**WHAT THE TASK REQUIRES**
Images are not part of the copy; transcribe all the data exactly.

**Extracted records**

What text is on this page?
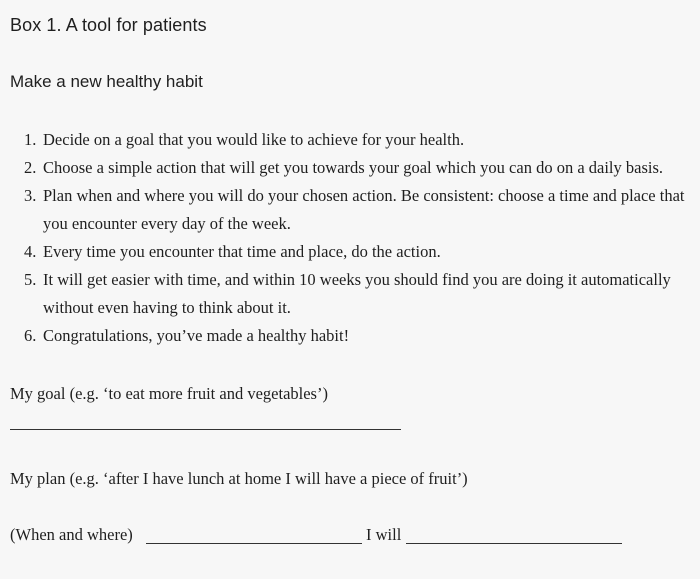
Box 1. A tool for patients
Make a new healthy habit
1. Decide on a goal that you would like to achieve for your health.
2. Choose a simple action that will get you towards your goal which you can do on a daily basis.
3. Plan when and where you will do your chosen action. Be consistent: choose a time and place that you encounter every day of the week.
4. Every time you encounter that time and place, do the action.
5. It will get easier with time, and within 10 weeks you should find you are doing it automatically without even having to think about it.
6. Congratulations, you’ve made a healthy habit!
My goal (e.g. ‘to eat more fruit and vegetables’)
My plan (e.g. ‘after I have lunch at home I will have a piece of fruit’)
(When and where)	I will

**YOUR RESPONSE**
What text is on this page?
Box 1. A tool for patients
Make a new healthy habit
1. Decide on a goal that you would like to achieve for your health.
2. Choose a simple action that will get you towards your goal which you can do on a daily basis.
3. Plan when and where you will do your chosen action. Be consistent: choose a time and place that you encounter every day of the week.
4. Every time you encounter that time and place, do the action.
5. It will get easier with time, and within 10 weeks you should find you are doing it automatically without even having to think about it.
6. Congratulations, you’ve made a healthy habit!
My goal (e.g. ‘to eat more fruit and vegetables’)
My plan (e.g. ‘after I have lunch at home I will have a piece of fruit’)
(When and where)	I will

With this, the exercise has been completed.